## What you will do
Select all lines holding the word "content" from the entries that follow.

## Supplied entries
▶
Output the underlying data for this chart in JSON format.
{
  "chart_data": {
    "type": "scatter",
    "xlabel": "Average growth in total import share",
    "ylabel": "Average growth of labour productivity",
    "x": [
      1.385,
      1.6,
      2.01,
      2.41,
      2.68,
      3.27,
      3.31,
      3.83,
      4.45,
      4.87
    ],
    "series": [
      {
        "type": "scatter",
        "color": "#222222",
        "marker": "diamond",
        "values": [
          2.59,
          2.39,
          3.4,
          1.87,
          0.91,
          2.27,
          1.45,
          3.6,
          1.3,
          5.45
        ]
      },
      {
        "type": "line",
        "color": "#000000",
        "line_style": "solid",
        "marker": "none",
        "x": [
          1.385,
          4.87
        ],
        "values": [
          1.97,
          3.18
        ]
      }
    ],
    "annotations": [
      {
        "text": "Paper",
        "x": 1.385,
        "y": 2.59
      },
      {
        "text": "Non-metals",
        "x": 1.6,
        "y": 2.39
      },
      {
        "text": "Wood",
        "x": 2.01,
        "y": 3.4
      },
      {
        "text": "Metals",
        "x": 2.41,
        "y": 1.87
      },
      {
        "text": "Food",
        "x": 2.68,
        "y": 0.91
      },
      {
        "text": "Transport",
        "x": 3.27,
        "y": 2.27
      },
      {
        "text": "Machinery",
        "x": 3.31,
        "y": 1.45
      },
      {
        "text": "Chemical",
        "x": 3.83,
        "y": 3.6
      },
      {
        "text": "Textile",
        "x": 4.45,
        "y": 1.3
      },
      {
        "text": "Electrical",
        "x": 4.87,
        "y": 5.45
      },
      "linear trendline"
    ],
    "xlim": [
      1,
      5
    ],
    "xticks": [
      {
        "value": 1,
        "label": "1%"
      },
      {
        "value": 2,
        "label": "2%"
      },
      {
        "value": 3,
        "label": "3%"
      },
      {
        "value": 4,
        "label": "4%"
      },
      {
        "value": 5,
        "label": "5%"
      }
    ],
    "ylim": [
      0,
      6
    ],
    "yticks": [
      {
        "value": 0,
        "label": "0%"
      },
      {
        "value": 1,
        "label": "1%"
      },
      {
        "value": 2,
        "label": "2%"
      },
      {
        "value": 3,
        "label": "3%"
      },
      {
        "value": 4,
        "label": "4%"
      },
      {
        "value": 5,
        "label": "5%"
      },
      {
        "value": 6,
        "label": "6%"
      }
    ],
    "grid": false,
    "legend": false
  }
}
◀
▶
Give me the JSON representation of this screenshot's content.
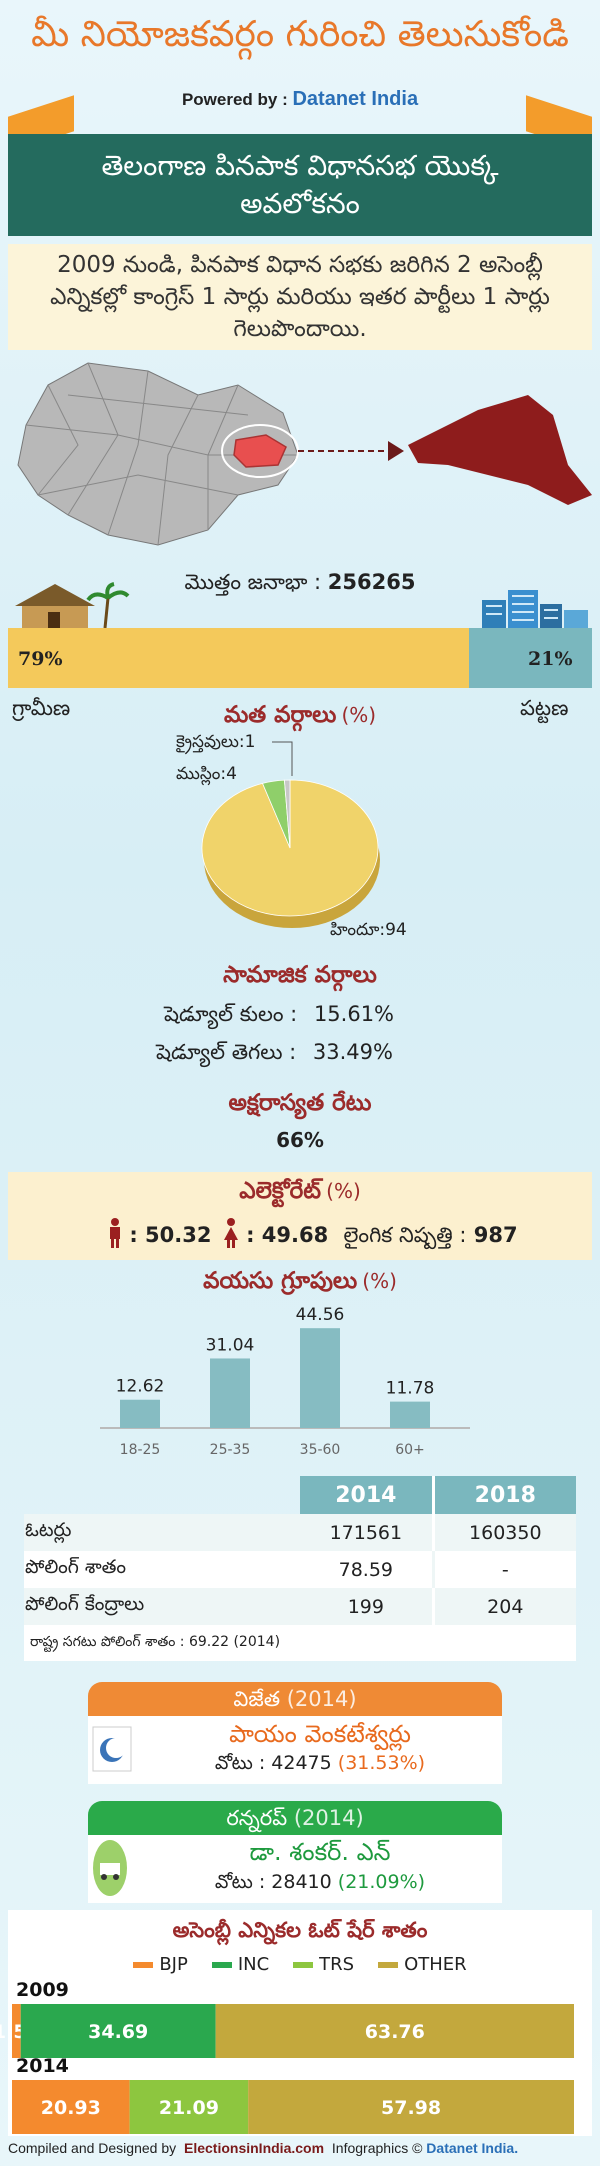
◀
▶
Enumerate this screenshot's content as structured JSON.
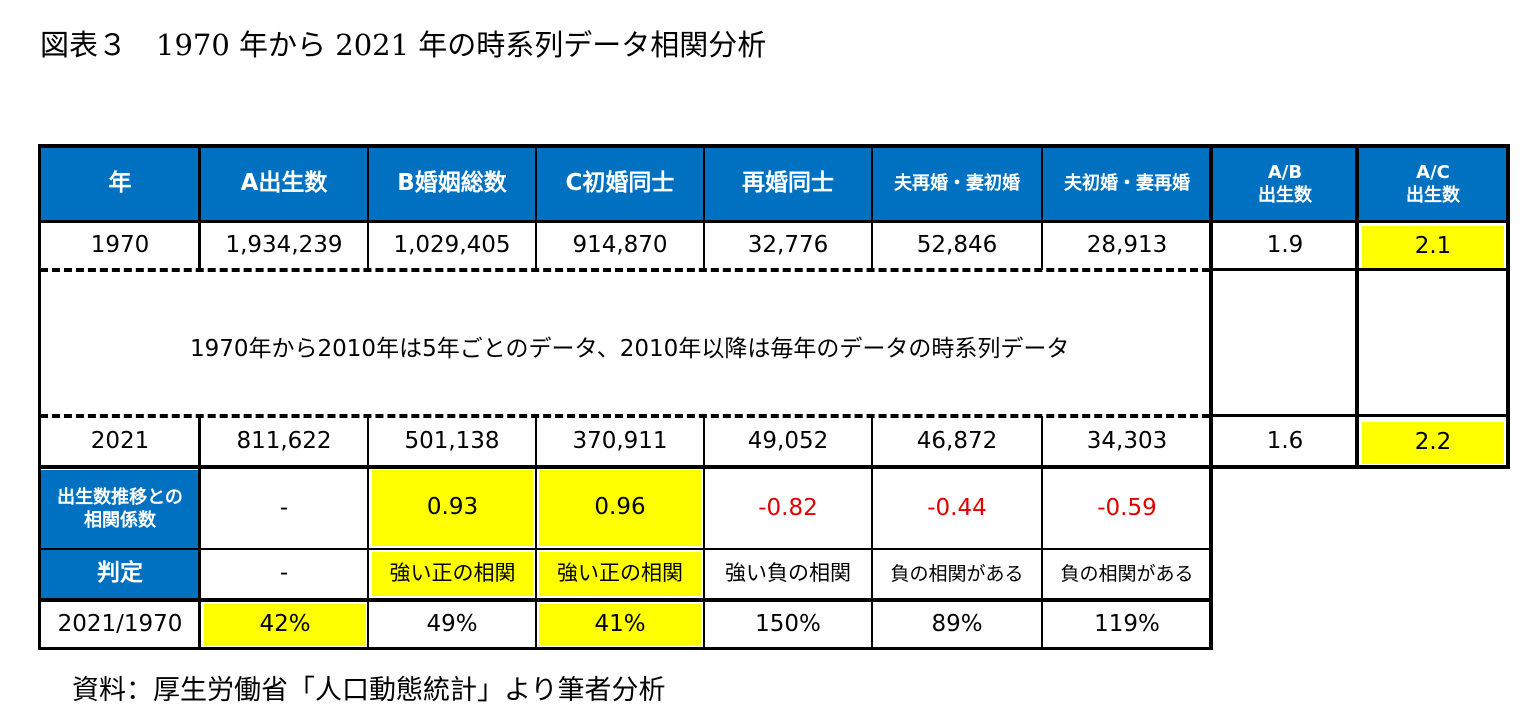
◀
## Result for this task
Give me the JSON representation of this screenshot's content.
Enumerate this screenshot's content as structured JSON.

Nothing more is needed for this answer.